*Written request*. Pick out all lines in the listing holding the string "妇抚儿乳" and copy them.

*Records*.
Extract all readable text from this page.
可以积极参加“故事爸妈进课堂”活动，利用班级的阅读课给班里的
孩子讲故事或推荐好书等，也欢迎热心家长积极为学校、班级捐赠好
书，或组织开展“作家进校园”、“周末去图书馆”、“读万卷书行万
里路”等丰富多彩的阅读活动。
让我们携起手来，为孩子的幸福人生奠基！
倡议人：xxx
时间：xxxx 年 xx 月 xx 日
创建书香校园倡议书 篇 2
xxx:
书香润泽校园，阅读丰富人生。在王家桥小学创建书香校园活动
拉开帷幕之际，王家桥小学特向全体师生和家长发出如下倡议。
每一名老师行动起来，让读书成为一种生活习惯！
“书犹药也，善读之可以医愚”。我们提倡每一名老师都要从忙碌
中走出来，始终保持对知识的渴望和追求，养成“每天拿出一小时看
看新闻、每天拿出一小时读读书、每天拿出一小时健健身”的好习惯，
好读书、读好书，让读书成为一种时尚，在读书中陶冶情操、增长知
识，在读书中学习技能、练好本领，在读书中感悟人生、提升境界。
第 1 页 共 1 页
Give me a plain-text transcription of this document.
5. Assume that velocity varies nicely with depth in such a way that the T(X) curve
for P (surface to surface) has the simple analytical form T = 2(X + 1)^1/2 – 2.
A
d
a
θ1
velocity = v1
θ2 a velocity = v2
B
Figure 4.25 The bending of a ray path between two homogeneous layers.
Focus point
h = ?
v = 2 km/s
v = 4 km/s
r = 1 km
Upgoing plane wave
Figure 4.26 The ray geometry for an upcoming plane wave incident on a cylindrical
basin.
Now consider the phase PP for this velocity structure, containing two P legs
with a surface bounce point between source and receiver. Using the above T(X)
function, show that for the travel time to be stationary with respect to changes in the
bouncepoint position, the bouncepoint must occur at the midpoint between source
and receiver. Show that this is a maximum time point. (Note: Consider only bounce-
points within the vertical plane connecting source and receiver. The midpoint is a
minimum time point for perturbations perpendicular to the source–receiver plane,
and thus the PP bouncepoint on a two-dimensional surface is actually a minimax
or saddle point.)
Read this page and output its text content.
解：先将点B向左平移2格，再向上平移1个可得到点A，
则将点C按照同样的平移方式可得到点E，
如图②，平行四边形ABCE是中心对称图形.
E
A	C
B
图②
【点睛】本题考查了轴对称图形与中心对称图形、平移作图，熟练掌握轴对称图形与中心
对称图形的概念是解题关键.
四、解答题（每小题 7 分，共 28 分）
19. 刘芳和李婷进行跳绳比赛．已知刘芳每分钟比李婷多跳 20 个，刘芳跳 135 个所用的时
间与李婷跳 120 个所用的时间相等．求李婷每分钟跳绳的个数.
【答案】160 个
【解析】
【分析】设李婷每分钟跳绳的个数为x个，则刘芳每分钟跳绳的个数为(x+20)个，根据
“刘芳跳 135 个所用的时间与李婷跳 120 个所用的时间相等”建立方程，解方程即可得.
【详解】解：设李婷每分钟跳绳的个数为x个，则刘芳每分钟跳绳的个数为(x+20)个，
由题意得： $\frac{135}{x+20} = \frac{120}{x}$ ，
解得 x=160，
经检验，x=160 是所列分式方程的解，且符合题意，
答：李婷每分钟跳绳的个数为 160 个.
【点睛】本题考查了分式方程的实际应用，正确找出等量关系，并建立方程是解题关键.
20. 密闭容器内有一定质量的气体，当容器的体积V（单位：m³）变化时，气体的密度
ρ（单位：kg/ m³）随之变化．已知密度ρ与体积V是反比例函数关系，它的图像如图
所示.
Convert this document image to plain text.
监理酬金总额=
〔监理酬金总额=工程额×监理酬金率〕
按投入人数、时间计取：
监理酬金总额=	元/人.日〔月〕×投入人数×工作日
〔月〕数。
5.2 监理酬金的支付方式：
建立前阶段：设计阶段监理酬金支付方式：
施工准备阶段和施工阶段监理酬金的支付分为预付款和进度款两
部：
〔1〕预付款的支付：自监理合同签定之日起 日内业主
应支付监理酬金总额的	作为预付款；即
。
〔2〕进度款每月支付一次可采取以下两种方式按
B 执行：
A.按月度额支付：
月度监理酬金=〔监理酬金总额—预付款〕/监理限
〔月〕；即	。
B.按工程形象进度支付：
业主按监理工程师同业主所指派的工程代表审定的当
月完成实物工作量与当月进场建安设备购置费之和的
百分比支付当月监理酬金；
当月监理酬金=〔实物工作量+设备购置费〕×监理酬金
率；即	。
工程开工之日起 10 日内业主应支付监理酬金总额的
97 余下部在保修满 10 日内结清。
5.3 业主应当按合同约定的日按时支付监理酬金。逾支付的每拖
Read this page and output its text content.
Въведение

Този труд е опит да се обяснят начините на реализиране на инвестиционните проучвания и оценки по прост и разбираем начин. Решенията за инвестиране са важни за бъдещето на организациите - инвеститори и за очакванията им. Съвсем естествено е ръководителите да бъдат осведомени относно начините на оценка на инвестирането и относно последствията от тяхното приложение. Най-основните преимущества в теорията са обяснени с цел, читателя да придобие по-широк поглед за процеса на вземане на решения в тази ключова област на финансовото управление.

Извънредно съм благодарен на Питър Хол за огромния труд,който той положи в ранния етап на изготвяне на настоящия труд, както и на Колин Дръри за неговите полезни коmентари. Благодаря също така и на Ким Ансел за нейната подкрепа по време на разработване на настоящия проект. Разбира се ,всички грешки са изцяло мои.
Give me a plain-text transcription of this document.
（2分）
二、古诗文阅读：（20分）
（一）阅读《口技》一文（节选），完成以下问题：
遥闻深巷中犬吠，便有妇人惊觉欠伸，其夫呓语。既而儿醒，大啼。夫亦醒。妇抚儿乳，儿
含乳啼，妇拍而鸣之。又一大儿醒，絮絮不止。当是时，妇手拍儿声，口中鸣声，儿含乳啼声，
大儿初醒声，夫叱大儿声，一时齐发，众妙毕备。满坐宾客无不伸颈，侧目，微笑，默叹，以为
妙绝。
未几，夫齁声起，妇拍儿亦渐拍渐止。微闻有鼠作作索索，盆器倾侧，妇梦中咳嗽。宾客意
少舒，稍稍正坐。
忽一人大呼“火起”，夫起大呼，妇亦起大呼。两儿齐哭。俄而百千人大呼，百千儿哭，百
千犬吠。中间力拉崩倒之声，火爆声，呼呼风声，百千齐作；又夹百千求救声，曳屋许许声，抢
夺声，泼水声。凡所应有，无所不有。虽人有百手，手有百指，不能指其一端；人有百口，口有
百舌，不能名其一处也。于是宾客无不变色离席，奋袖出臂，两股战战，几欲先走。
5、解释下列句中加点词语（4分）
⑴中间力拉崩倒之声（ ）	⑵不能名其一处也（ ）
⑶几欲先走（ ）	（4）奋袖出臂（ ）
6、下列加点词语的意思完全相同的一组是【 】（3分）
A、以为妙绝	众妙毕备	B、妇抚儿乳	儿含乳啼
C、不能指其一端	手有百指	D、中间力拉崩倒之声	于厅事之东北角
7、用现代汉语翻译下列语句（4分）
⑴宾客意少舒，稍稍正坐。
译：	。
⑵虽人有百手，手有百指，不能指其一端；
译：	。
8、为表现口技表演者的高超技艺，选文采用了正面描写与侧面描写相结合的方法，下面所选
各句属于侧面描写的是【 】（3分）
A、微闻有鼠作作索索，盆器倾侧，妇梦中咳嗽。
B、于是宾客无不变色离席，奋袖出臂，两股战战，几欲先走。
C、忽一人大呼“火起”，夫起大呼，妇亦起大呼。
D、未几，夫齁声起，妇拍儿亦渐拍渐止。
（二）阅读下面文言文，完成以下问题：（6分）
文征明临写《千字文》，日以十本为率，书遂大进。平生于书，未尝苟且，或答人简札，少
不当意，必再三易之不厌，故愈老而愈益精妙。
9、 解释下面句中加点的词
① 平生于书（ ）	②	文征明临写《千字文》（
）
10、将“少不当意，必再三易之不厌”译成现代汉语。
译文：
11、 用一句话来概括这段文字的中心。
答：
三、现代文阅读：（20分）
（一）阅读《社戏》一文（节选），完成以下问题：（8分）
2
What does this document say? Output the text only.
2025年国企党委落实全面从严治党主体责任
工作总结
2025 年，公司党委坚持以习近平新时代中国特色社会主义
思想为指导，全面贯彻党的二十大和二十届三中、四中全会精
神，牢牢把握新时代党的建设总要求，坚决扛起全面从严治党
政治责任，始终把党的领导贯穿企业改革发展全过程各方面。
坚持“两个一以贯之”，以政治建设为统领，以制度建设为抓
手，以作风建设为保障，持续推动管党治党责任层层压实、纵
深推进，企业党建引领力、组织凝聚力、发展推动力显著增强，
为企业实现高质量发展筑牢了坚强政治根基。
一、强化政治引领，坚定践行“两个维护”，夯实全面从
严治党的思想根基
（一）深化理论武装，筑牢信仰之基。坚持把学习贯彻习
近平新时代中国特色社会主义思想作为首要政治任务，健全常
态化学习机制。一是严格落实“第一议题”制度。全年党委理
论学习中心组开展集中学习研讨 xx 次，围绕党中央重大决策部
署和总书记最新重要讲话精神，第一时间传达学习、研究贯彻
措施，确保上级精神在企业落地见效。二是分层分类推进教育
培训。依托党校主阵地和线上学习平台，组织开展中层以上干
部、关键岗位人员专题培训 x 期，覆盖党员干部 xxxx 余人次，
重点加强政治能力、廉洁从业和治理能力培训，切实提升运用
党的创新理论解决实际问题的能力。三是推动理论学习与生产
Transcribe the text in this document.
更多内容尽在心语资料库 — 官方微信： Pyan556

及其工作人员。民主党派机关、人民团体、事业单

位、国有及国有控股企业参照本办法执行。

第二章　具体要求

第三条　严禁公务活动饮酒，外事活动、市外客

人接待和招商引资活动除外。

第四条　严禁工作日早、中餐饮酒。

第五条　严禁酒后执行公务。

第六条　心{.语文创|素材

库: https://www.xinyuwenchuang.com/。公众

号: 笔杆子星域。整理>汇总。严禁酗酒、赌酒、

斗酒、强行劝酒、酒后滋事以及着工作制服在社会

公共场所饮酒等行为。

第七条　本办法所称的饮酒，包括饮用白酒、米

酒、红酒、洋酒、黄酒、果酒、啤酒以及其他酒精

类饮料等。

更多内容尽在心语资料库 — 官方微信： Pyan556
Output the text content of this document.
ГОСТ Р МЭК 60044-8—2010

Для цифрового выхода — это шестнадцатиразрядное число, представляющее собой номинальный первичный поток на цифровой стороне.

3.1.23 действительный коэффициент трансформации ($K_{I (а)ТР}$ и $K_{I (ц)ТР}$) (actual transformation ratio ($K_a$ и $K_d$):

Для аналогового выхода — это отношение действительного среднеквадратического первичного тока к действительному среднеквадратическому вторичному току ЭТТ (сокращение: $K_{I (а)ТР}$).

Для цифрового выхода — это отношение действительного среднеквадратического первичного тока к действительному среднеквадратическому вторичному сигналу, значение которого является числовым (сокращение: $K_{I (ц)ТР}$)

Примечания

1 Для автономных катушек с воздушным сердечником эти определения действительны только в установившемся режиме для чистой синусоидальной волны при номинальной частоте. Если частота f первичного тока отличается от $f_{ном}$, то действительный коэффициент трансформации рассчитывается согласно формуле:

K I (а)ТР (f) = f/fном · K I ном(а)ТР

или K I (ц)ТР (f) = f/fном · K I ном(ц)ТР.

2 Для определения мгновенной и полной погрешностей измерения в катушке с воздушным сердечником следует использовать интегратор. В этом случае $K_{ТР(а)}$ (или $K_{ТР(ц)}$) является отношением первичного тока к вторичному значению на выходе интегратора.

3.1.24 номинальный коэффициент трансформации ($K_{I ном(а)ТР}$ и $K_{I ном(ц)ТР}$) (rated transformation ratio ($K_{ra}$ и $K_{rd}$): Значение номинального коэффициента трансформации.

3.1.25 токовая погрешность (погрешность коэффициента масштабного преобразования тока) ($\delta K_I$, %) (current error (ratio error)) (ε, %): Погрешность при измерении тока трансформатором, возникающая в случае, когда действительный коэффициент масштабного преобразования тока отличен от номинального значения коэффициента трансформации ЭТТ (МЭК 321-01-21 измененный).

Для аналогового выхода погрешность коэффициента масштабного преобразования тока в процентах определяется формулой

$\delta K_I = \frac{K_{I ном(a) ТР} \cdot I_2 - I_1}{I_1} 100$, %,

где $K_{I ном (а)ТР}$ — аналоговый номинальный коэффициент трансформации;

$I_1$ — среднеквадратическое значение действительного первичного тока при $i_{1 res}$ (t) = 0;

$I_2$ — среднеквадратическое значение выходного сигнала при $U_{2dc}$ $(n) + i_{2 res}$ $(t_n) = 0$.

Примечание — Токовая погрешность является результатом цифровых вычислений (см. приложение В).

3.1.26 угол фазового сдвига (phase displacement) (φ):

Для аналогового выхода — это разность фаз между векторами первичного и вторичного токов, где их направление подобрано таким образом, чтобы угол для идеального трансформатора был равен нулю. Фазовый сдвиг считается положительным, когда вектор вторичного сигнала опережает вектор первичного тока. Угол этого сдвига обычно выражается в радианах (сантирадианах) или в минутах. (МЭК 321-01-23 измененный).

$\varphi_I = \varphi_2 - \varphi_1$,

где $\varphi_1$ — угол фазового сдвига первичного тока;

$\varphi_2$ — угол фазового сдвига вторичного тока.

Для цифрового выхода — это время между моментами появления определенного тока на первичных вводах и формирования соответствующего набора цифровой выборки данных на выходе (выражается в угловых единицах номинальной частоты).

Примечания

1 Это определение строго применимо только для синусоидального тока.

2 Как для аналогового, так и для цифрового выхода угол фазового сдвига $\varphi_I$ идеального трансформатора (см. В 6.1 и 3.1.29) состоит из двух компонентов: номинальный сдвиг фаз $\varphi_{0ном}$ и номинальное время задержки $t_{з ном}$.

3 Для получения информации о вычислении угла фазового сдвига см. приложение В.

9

*Written answer*.
遥闻深巷中犬吠，便有妇人惊觉欠伸，其夫呓语。既而儿醒，大啼。夫亦醒。妇抚儿乳，儿
A、以为妙绝	众妙毕备	B、妇抚儿乳	儿含乳啼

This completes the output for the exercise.